Saved entries
= = =

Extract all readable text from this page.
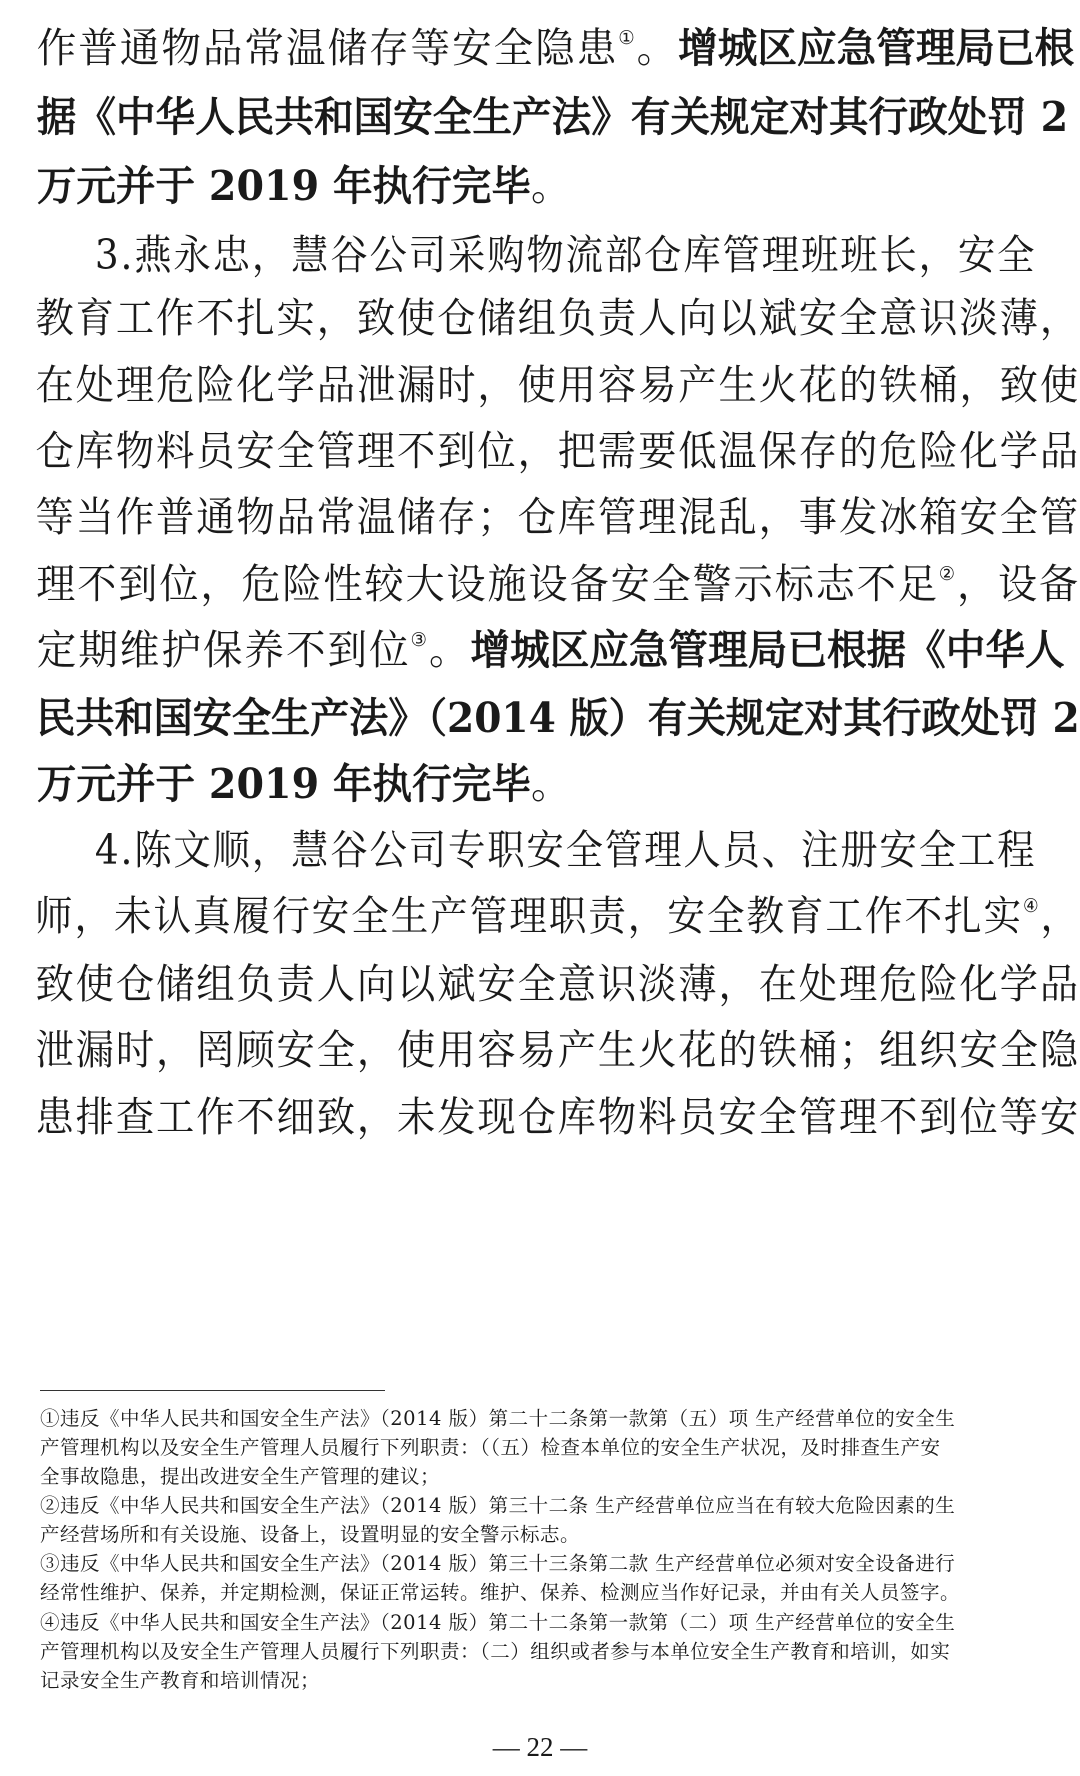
作普通物品常温储存等安全隐患①。增城区应急管理局已根
据《中华人民共和国安全生产法》有关规定对其行政处罚 2
万元并于 2019 年执行完毕。
3.燕永忠，慧谷公司采购物流部仓库管理班班长，安全
教育工作不扎实，致使仓储组负责人向以斌安全意识淡薄，
在处理危险化学品泄漏时，使用容易产生火花的铁桶，致使
仓库物料员安全管理不到位，把需要低温保存的危险化学品
等当作普通物品常温储存；仓库管理混乱，事发冰箱安全管
理不到位，危险性较大设施设备安全警示标志不足②，设备
定期维护保养不到位③。增城区应急管理局已根据《中华人
民共和国安全生产法》（2014 版）有关规定对其行政处罚 2
万元并于 2019 年执行完毕。
4.陈文顺，慧谷公司专职安全管理人员、注册安全工程
师，未认真履行安全生产管理职责，安全教育工作不扎实④，
致使仓储组负责人向以斌安全意识淡薄，在处理危险化学品
泄漏时，罔顾安全，使用容易产生火花的铁桶；组织安全隐
患排查工作不细致，未发现仓库物料员安全管理不到位等安
①违反《中华人民共和国安全生产法》（2014 版）第二十二条第一款第（五）项 生产经营单位的安全生
产管理机构以及安全生产管理人员履行下列职责：（（五）检查本单位的安全生产状况，及时排查生产安
全事故隐患，提出改进安全生产管理的建议；
②违反《中华人民共和国安全生产法》（2014 版）第三十二条 生产经营单位应当在有较大危险因素的生
产经营场所和有关设施、设备上，设置明显的安全警示标志。
③违反《中华人民共和国安全生产法》（2014 版）第三十三条第二款 生产经营单位必须对安全设备进行
经常性维护、保养，并定期检测，保证正常运转。维护、保养、检测应当作好记录，并由有关人员签字。
④违反《中华人民共和国安全生产法》（2014 版）第二十二条第一款第（二）项 生产经营单位的安全生
产管理机构以及安全生产管理人员履行下列职责：（二）组织或者参与本单位安全生产教育和培训，如实
记录安全生产教育和培训情况；
— 22 —
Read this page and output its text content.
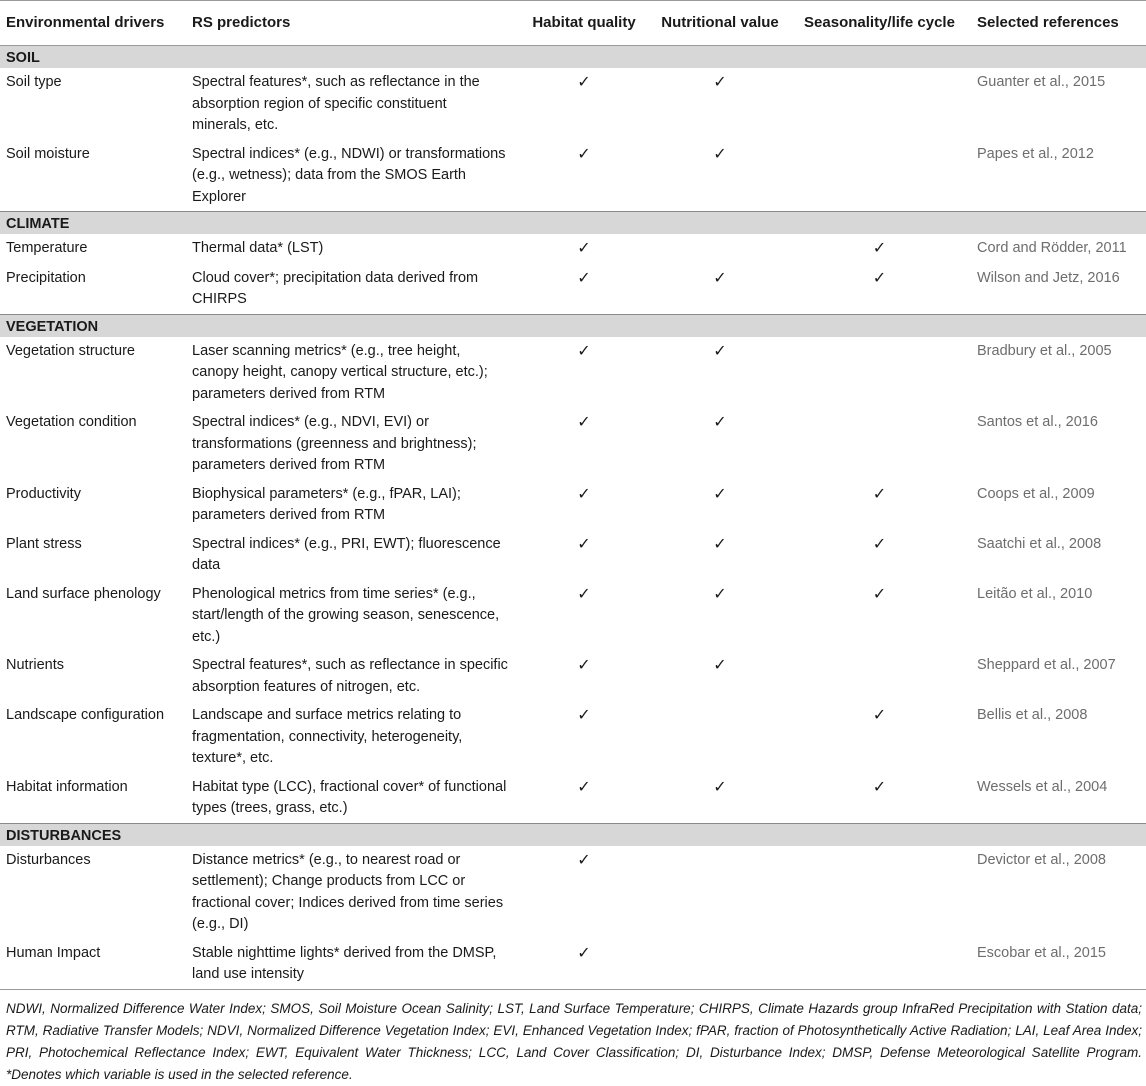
Environmental drivers	RS predictors	Habitat quality	Nutritional value	Seasonality/life cycle	Selected references
SOIL					
Soil type	Spectral features*, such as reflectance in the absorption region of specific constituent minerals, etc.	✓	✓		Guanter et al., 2015
Soil moisture	Spectral indices* (e.g., NDWI) or transformations (e.g., wetness); data from the SMOS Earth Explorer	✓	✓		Papes et al., 2012
CLIMATE					
Temperature	Thermal data* (LST)	✓		✓	Cord and Rödder, 2011
Precipitation	Cloud cover*; precipitation data derived from CHIRPS	✓	✓	✓	Wilson and Jetz, 2016
VEGETATION					
Vegetation structure	Laser scanning metrics* (e.g., tree height, canopy height, canopy vertical structure, etc.); parameters derived from RTM	✓	✓		Bradbury et al., 2005
Vegetation condition	Spectral indices* (e.g., NDVI, EVI) or transformations (greenness and brightness); parameters derived from RTM	✓	✓		Santos et al., 2016
Productivity	Biophysical parameters* (e.g., fPAR, LAI); parameters derived from RTM	✓	✓	✓	Coops et al., 2009
Plant stress	Spectral indices* (e.g., PRI, EWT); fluorescence data	✓	✓	✓	Saatchi et al., 2008
Land surface phenology	Phenological metrics from time series* (e.g., start/length of the growing season, senescence, etc.)	✓	✓	✓	Leitão et al., 2010
Nutrients	Spectral features*, such as reflectance in specific absorption features of nitrogen, etc.	✓	✓		Sheppard et al., 2007
Landscape configuration	Landscape and surface metrics relating to fragmentation, connectivity, heterogeneity, texture*, etc.	✓		✓	Bellis et al., 2008
Habitat information	Habitat type (LCC), fractional cover* of functional types (trees, grass, etc.)	✓	✓	✓	Wessels et al., 2004
DISTURBANCES					
Disturbances	Distance metrics* (e.g., to nearest road or settlement); Change products from LCC or fractional cover; Indices derived from time series (e.g., DI)	✓			Devictor et al., 2008
Human Impact	Stable nighttime lights* derived from the DMSP, land use intensity	✓			Escobar et al., 2015
NDWI, Normalized Difference Water Index; SMOS, Soil Moisture Ocean Salinity; LST, Land Surface Temperature; CHIRPS, Climate Hazards group InfraRed Precipitation with Station data; RTM, Radiative Transfer Models; NDVI, Normalized Difference Vegetation Index; EVI, Enhanced Vegetation Index; fPAR, fraction of Photosynthetically Active Radiation; LAI, Leaf Area Index; PRI, Photochemical Reflectance Index; EWT, Equivalent Water Thickness; LCC, Land Cover Classification; DI, Disturbance Index; DMSP, Defense Meteorological Satellite Program. *Denotes which variable is used in the selected reference.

= = =

• **Aim**:
Look for lines containing the string "中华人民共和国安全生产法" and copy them all.

• **The solution**:
据《中华人民共和国安全生产法》有关规定对其行政处罚 2
①违反《中华人民共和国安全生产法》（2014 版）第二十二条第一款第（五）项 生产经营单位的安全生
②违反《中华人民共和国安全生产法》（2014 版）第三十二条 生产经营单位应当在有较大危险因素的生
③违反《中华人民共和国安全生产法》（2014 版）第三十三条第二款 生产经营单位必须对安全设备进行
④违反《中华人民共和国安全生产法》（2014 版）第二十二条第一款第（二）项 生产经营单位的安全生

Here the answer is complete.